> **Directions**: Reproduce all of the records below line for line, without changing anything, but leave the pictures out.

----------------

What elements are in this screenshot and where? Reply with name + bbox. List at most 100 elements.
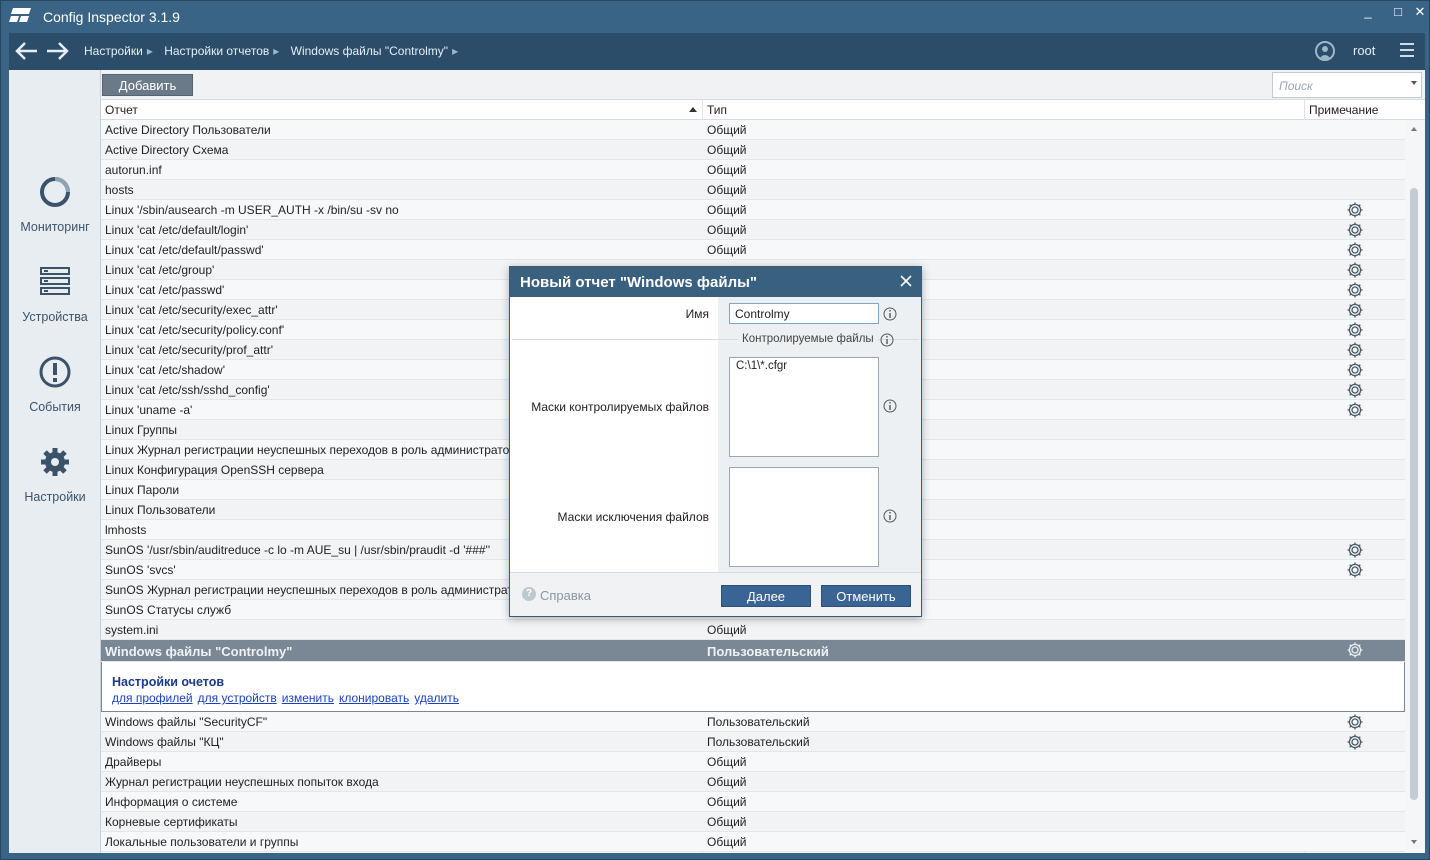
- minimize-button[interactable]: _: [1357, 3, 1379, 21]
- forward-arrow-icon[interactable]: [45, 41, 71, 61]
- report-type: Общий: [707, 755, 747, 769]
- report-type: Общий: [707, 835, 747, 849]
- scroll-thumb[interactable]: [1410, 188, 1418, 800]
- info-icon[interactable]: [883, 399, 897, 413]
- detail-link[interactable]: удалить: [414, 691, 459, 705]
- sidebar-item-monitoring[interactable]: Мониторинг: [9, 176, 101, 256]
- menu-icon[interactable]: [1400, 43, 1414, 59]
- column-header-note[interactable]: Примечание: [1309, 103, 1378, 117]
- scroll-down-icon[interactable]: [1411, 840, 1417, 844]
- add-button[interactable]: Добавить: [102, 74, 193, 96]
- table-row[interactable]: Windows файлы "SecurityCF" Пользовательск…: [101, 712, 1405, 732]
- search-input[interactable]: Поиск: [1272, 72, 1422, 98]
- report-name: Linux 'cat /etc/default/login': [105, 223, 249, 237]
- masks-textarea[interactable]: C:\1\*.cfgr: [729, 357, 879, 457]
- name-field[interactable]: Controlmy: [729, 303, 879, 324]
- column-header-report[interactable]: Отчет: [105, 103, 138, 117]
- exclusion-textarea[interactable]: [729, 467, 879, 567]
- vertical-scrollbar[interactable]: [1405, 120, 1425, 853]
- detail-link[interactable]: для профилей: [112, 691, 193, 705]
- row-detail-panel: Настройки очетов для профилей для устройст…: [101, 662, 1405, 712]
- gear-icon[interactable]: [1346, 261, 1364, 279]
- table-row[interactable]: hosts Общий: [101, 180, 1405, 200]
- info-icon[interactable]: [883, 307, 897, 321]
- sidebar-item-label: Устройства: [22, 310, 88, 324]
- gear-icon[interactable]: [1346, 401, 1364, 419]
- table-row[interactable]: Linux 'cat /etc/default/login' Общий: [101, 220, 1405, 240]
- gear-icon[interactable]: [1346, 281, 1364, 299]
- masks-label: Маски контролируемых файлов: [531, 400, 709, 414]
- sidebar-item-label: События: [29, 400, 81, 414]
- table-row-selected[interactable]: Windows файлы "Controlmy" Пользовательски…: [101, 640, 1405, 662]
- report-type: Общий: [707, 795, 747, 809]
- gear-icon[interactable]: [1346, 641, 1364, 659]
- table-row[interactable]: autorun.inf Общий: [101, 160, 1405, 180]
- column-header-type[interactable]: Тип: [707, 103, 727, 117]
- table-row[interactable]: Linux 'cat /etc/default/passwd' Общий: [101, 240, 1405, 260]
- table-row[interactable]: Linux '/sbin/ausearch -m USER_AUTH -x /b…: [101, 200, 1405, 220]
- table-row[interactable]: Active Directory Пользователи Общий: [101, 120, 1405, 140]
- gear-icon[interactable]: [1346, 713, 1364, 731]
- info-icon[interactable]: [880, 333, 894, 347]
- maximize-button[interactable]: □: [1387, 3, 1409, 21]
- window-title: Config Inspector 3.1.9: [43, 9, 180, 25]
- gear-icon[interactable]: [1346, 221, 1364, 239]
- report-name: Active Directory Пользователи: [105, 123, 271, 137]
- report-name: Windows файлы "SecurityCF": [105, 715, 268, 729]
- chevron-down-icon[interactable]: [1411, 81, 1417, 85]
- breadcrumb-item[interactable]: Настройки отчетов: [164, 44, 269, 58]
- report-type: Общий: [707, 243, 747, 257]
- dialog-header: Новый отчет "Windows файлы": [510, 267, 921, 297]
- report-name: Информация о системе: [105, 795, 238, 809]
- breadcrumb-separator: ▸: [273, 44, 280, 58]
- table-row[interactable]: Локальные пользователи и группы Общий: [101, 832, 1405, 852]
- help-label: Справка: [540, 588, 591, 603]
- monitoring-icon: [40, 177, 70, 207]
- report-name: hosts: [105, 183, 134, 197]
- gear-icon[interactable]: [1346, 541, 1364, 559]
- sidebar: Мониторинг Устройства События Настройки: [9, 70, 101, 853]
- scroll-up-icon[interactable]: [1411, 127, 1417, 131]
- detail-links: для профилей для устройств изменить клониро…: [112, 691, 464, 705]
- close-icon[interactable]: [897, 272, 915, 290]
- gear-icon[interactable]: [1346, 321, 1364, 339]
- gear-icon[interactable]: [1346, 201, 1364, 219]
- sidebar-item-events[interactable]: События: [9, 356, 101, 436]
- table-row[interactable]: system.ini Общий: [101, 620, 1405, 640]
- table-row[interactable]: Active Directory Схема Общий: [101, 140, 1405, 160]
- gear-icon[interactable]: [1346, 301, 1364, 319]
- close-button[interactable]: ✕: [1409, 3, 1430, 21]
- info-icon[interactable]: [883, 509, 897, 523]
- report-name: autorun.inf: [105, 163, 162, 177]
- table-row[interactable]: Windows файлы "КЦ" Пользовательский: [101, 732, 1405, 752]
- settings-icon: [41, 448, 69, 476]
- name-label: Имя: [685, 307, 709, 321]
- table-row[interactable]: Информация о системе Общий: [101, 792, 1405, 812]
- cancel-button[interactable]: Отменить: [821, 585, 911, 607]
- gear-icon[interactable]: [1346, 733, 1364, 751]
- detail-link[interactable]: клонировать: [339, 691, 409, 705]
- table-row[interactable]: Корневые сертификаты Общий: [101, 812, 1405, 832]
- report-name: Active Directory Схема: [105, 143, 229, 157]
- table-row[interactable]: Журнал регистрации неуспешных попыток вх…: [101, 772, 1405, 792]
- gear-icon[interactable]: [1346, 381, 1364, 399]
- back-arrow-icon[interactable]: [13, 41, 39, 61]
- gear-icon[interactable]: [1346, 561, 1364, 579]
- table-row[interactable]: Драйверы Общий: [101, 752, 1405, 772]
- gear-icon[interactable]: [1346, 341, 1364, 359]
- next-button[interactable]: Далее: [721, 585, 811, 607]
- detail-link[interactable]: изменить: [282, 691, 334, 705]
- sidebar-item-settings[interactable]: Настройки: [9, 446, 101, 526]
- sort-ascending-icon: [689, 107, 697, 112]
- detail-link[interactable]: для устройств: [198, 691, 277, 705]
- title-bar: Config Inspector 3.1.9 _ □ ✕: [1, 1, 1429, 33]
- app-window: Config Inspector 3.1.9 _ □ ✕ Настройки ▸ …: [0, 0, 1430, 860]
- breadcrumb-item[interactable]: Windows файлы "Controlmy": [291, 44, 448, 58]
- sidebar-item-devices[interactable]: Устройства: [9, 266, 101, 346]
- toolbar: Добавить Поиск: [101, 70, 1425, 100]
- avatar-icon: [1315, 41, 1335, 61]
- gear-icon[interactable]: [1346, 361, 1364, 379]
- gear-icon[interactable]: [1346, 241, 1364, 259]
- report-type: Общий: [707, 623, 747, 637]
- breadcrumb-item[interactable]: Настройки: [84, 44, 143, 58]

----------------

> **Exercise solution**:
What elements are in this screenshot and where? Reply with name + bbox. List at most 100 elements.
- minimize-button[interactable]: _: [1357, 3, 1379, 21]
- forward-arrow-icon[interactable]: [45, 41, 71, 61]
- report-type: Общий: [707, 755, 747, 769]
- report-type: Общий: [707, 835, 747, 849]
- scroll-thumb[interactable]: [1410, 188, 1418, 800]
- info-icon[interactable]: [883, 399, 897, 413]
- detail-link[interactable]: удалить: [414, 691, 459, 705]
- sidebar-item-monitoring[interactable]: Мониторинг: [9, 176, 101, 256]
- menu-icon[interactable]: [1400, 43, 1414, 59]
- column-header-note[interactable]: Примечание: [1309, 103, 1378, 117]
- scroll-down-icon[interactable]: [1411, 840, 1417, 844]
- add-button[interactable]: Добавить: [102, 74, 193, 96]
- table-row[interactable]: Windows файлы "SecurityCF" Пользовательск…: [101, 712, 1405, 732]
- search-input[interactable]: Поиск: [1272, 72, 1422, 98]
- report-name: Linux 'cat /etc/default/login': [105, 223, 249, 237]
- masks-textarea[interactable]: C:\1\*.cfgr: [729, 357, 879, 457]
- name-field[interactable]: Controlmy: [729, 303, 879, 324]
- column-header-report[interactable]: Отчет: [105, 103, 138, 117]
- exclusion-textarea[interactable]: [729, 467, 879, 567]
- vertical-scrollbar[interactable]: [1405, 120, 1425, 853]
- detail-link[interactable]: для профилей: [112, 691, 193, 705]
- row-detail-panel: Настройки очетов для профилей для устройст…: [101, 662, 1405, 712]
- gear-icon[interactable]: [1346, 261, 1364, 279]
- table-row[interactable]: hosts Общий: [101, 180, 1405, 200]
- info-icon[interactable]: [883, 307, 897, 321]
- sidebar-item-label: Устройства: [22, 310, 88, 324]
- gear-icon[interactable]: [1346, 401, 1364, 419]
- table-row[interactable]: Linux 'cat /etc/default/login' Общий: [101, 220, 1405, 240]
- gear-icon[interactable]: [1346, 281, 1364, 299]
- masks-label: Маски контролируемых файлов: [531, 400, 709, 414]
- sidebar-item-label: События: [29, 400, 81, 414]
- table-row-selected[interactable]: Windows файлы "Controlmy" Пользовательски…: [101, 640, 1405, 662]
- report-type: Общий: [707, 795, 747, 809]
- gear-icon[interactable]: [1346, 641, 1364, 659]
- table-row[interactable]: autorun.inf Общий: [101, 160, 1405, 180]
- column-header-type[interactable]: Тип: [707, 103, 727, 117]
- table-row[interactable]: Linux 'cat /etc/default/passwd' Общий: [101, 240, 1405, 260]
- table-row[interactable]: Linux '/sbin/ausearch -m USER_AUTH -x /b…: [101, 200, 1405, 220]
- table-row[interactable]: Active Directory Пользователи Общий: [101, 120, 1405, 140]
- gear-icon[interactable]: [1346, 713, 1364, 731]
- info-icon[interactable]: [880, 333, 894, 347]
- maximize-button[interactable]: □: [1387, 3, 1409, 21]
- window-title: Config Inspector 3.1.9: [43, 9, 180, 25]
- gear-icon[interactable]: [1346, 221, 1364, 239]
- report-name: Active Directory Пользователи: [105, 123, 271, 137]
- report-name: Windows файлы "SecurityCF": [105, 715, 268, 729]
- chevron-down-icon[interactable]: [1411, 81, 1417, 85]
- breadcrumb-item[interactable]: Настройки отчетов: [164, 44, 269, 58]
- report-type: Общий: [707, 243, 747, 257]
- dialog-header: Новый отчет "Windows файлы": [510, 267, 921, 297]
- report-name: Информация о системе: [105, 795, 238, 809]
- breadcrumb-separator: ▸: [273, 44, 280, 58]
- table-row[interactable]: Локальные пользователи и группы Общий: [101, 832, 1405, 852]
- help-label: Справка: [540, 588, 591, 603]
- monitoring-icon: [40, 177, 70, 207]
- report-name: hosts: [105, 183, 134, 197]
- gear-icon[interactable]: [1346, 541, 1364, 559]
- sidebar: Мониторинг Устройства События Настройки: [9, 70, 101, 853]
- scroll-up-icon[interactable]: [1411, 127, 1417, 131]
- detail-links: для профилей для устройств изменить клониро…: [112, 691, 464, 705]
- close-icon[interactable]: [897, 272, 915, 290]
- gear-icon[interactable]: [1346, 321, 1364, 339]
- gear-icon[interactable]: [1346, 201, 1364, 219]
- sidebar-item-events[interactable]: События: [9, 356, 101, 436]
- table-row[interactable]: system.ini Общий: [101, 620, 1405, 640]
- table-row[interactable]: Active Directory Схема Общий: [101, 140, 1405, 160]
- gear-icon[interactable]: [1346, 301, 1364, 319]
- close-button[interactable]: ✕: [1409, 3, 1430, 21]
- info-icon[interactable]: [883, 509, 897, 523]
- report-name: autorun.inf: [105, 163, 162, 177]
- table-row[interactable]: Windows файлы "КЦ" Пользовательский: [101, 732, 1405, 752]
- settings-icon: [41, 448, 69, 476]
- name-label: Имя: [685, 307, 709, 321]
- table-row[interactable]: Информация о системе Общий: [101, 792, 1405, 812]
- cancel-button[interactable]: Отменить: [821, 585, 911, 607]
- gear-icon[interactable]: [1346, 733, 1364, 751]
- detail-link[interactable]: клонировать: [339, 691, 409, 705]
- table-row[interactable]: Корневые сертификаты Общий: [101, 812, 1405, 832]
- report-name: Active Directory Схема: [105, 143, 229, 157]
- table-row[interactable]: Журнал регистрации неуспешных попыток вх…: [101, 772, 1405, 792]
- gear-icon[interactable]: [1346, 381, 1364, 399]
- back-arrow-icon[interactable]: [13, 41, 39, 61]
- gear-icon[interactable]: [1346, 561, 1364, 579]
- table-row[interactable]: Драйверы Общий: [101, 752, 1405, 772]
- gear-icon[interactable]: [1346, 341, 1364, 359]
- next-button[interactable]: Далее: [721, 585, 811, 607]
- detail-link[interactable]: изменить: [282, 691, 334, 705]
- sidebar-item-settings[interactable]: Настройки: [9, 446, 101, 526]
- sort-ascending-icon: [689, 107, 697, 112]
- detail-link[interactable]: для устройств: [198, 691, 277, 705]
- title-bar: Config Inspector 3.1.9 _ □ ✕: [1, 1, 1429, 33]
- app-window: Config Inspector 3.1.9 _ □ ✕ Настройки ▸ …: [0, 0, 1430, 860]
- breadcrumb-item[interactable]: Windows файлы "Controlmy": [291, 44, 448, 58]
- sidebar-item-devices[interactable]: Устройства: [9, 266, 101, 346]
- toolbar: Добавить Поиск: [101, 70, 1425, 100]
- avatar-icon: [1315, 41, 1335, 61]
- gear-icon[interactable]: [1346, 361, 1364, 379]
- gear-icon[interactable]: [1346, 241, 1364, 259]
- report-type: Общий: [707, 623, 747, 637]
- breadcrumb-item[interactable]: Настройки: [84, 44, 143, 58]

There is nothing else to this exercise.